## start
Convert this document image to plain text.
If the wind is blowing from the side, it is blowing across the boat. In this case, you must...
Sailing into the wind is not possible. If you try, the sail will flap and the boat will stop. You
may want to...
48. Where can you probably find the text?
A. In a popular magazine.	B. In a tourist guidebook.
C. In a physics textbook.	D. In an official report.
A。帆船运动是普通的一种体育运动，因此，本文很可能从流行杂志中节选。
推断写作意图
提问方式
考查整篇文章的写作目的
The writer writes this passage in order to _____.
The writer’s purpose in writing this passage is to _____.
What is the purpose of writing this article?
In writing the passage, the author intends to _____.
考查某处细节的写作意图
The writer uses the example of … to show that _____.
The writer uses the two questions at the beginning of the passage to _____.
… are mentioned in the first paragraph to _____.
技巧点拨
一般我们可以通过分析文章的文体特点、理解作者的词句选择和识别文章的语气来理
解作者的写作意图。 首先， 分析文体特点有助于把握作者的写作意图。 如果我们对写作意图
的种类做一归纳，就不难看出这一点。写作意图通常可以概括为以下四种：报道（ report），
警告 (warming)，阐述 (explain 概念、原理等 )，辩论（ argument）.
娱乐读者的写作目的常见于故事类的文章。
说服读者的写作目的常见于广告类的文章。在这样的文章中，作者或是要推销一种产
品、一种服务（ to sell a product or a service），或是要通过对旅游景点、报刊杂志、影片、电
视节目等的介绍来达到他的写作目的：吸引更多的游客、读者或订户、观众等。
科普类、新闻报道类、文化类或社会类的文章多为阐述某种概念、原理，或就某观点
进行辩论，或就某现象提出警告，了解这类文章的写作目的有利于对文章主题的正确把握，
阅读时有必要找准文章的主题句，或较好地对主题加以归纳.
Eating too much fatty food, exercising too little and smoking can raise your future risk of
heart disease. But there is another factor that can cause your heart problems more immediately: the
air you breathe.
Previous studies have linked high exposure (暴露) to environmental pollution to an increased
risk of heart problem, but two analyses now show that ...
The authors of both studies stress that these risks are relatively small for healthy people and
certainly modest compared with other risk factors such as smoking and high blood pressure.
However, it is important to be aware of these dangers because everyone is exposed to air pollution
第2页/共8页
## end
* **Work to be completed**
Look through the entries and find each line that has the string "boat". Copy those lines.

* **Correct answer**
If the wind is blowing from the side, it is blowing across the boat. In this case, you must...
Sailing into the wind is not possible. If you try, the sail will flap and the boat will stop. You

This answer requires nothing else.